◆ EXERCISE ◆
Are you able to retype all the records below exactly?

◆ INFORMATION SHOWN ◆
"""

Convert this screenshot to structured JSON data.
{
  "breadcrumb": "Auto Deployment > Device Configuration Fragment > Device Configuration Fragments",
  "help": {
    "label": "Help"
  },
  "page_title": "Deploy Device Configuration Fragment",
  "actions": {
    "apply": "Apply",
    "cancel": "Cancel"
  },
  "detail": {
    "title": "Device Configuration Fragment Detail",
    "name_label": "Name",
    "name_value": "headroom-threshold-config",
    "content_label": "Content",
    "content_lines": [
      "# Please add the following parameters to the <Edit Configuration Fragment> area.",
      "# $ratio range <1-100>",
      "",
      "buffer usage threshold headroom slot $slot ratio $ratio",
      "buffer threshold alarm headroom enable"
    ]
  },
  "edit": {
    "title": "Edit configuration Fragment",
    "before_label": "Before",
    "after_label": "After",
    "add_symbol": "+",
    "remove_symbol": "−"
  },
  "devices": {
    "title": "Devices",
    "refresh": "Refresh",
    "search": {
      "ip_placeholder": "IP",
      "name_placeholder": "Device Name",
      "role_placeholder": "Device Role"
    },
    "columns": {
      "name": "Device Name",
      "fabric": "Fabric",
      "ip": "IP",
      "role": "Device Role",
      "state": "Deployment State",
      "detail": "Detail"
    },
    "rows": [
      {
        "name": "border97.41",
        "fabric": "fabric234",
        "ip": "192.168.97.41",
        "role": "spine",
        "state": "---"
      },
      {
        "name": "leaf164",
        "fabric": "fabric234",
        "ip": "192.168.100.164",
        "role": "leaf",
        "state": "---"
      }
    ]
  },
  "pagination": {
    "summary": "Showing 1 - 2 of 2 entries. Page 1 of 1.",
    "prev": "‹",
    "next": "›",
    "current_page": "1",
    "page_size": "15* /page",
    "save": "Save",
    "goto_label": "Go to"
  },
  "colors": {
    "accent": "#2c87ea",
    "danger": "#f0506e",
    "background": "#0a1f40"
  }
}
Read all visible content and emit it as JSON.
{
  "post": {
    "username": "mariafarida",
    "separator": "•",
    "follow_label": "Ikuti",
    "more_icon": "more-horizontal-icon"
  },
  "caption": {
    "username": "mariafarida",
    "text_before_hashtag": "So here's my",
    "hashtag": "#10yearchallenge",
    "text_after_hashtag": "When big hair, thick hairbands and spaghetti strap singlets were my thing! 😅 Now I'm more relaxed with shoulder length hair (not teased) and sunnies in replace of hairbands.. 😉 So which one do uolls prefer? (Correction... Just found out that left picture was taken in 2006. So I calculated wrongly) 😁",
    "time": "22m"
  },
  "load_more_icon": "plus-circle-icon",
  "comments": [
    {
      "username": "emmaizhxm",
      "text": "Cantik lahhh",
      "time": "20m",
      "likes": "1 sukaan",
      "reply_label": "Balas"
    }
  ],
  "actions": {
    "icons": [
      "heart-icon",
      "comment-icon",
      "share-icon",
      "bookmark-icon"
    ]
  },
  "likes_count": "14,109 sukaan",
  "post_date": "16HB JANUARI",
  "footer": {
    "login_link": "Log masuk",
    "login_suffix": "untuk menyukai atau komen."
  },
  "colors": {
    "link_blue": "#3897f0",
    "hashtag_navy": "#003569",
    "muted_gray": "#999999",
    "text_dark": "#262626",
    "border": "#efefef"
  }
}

"""

◆ THE RESULT ◆
Convert this screenshot to structured JSON data.
{
  "breadcrumb": "Auto Deployment > Device Configuration Fragment > Device Configuration Fragments",
  "help": {
    "label": "Help"
  },
  "page_title": "Deploy Device Configuration Fragment",
  "actions": {
    "apply": "Apply",
    "cancel": "Cancel"
  },
  "detail": {
    "title": "Device Configuration Fragment Detail",
    "name_label": "Name",
    "name_value": "headroom-threshold-config",
    "content_label": "Content",
    "content_lines": [
      "# Please add the following parameters to the <Edit Configuration Fragment> area.",
      "# $ratio range <1-100>",
      "",
      "buffer usage threshold headroom slot $slot ratio $ratio",
      "buffer threshold alarm headroom enable"
    ]
  },
  "edit": {
    "title": "Edit configuration Fragment",
    "before_label": "Before",
    "after_label": "After",
    "add_symbol": "+",
    "remove_symbol": "−"
  },
  "devices": {
    "title": "Devices",
    "refresh": "Refresh",
    "search": {
      "ip_placeholder": "IP",
      "name_placeholder": "Device Name",
      "role_placeholder": "Device Role"
    },
    "columns": {
      "name": "Device Name",
      "fabric": "Fabric",
      "ip": "IP",
      "role": "Device Role",
      "state": "Deployment State",
      "detail": "Detail"
    },
    "rows": [
      {
        "name": "border97.41",
        "fabric": "fabric234",
        "ip": "192.168.97.41",
        "role": "spine",
        "state": "---"
      },
      {
        "name": "leaf164",
        "fabric": "fabric234",
        "ip": "192.168.100.164",
        "role": "leaf",
        "state": "---"
      }
    ]
  },
  "pagination": {
    "summary": "Showing 1 - 2 of 2 entries. Page 1 of 1.",
    "prev": "‹",
    "next": "›",
    "current_page": "1",
    "page_size": "15* /page",
    "save": "Save",
    "goto_label": "Go to"
  },
  "colors": {
    "accent": "#2c87ea",
    "danger": "#f0506e",
    "background": "#0a1f40"
  }
}
Read all visible content and emit it as JSON.
{
  "post": {
    "username": "mariafarida",
    "separator": "•",
    "follow_label": "Ikuti",
    "more_icon": "more-horizontal-icon"
  },
  "caption": {
    "username": "mariafarida",
    "text_before_hashtag": "So here's my",
    "hashtag": "#10yearchallenge",
    "text_after_hashtag": "When big hair, thick hairbands and spaghetti strap singlets were my thing! 😅 Now I'm more relaxed with shoulder length hair (not teased) and sunnies in replace of hairbands.. 😉 So which one do uolls prefer? (Correction... Just found out that left picture was taken in 2006. So I calculated wrongly) 😁",
    "time": "22m"
  },
  "load_more_icon": "plus-circle-icon",
  "comments": [
    {
      "username": "emmaizhxm",
      "text": "Cantik lahhh",
      "time": "20m",
      "likes": "1 sukaan",
      "reply_label": "Balas"
    }
  ],
  "actions": {
    "icons": [
      "heart-icon",
      "comment-icon",
      "share-icon",
      "bookmark-icon"
    ]
  },
  "likes_count": "14,109 sukaan",
  "post_date": "16HB JANUARI",
  "footer": {
    "login_link": "Log masuk",
    "login_suffix": "untuk menyukai atau komen."
  },
  "colors": {
    "link_blue": "#3897f0",
    "hashtag_navy": "#003569",
    "muted_gray": "#999999",
    "text_dark": "#262626",
    "border": "#efefef"
  }
}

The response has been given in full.